> **Written task**: Work out the number of lines with "областной" in them. Reply with that number and no other words.

> **Dataset entries**:

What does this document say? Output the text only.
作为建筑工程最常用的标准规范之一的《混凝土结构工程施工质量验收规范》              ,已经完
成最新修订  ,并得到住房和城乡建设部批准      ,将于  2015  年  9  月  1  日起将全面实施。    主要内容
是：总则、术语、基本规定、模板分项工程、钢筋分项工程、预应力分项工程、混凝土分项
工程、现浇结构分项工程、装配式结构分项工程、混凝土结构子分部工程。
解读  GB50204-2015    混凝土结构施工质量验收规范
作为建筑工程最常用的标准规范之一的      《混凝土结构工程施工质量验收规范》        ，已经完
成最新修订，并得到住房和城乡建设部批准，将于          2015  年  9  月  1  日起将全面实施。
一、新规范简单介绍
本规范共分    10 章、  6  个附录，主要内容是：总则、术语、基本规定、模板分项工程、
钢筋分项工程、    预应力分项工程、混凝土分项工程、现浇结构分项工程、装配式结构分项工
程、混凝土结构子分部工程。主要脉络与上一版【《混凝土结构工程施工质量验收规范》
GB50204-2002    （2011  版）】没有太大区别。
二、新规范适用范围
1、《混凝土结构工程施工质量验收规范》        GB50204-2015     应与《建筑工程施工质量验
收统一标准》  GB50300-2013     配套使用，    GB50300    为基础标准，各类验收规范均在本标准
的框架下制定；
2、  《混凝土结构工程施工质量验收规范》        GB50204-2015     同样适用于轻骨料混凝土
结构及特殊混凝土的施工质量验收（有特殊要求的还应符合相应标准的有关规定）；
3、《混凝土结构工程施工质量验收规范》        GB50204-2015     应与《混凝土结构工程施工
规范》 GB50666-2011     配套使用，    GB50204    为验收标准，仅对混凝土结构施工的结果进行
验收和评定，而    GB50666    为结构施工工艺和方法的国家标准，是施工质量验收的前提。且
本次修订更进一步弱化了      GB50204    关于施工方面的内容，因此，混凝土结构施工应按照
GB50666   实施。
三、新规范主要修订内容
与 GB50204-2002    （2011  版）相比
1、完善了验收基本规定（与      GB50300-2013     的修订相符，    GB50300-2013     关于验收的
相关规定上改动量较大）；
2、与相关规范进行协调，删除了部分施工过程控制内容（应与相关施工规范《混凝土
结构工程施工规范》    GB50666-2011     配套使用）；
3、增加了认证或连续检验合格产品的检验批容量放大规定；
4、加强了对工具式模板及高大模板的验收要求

---

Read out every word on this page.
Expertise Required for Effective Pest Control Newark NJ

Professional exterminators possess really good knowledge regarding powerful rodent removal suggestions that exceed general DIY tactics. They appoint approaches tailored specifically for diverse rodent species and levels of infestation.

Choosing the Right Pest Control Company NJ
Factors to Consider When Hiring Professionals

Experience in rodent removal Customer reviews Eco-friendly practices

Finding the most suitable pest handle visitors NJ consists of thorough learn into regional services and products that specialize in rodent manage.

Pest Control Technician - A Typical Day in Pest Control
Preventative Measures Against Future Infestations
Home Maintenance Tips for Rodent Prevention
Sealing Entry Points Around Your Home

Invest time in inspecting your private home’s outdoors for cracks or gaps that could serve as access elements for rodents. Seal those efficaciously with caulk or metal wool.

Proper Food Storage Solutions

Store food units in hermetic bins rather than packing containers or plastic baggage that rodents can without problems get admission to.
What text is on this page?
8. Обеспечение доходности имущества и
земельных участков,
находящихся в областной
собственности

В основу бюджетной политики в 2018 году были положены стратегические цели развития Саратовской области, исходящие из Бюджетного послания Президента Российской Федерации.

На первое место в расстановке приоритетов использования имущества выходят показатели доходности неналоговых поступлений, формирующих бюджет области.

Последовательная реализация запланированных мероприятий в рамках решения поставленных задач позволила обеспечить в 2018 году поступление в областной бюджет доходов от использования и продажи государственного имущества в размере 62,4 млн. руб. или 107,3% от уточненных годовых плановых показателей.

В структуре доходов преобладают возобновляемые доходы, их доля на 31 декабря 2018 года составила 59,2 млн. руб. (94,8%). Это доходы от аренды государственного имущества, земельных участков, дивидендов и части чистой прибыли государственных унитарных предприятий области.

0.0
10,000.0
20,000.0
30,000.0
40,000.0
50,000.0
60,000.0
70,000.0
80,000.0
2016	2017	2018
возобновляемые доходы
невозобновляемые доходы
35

> **The completed task**: 2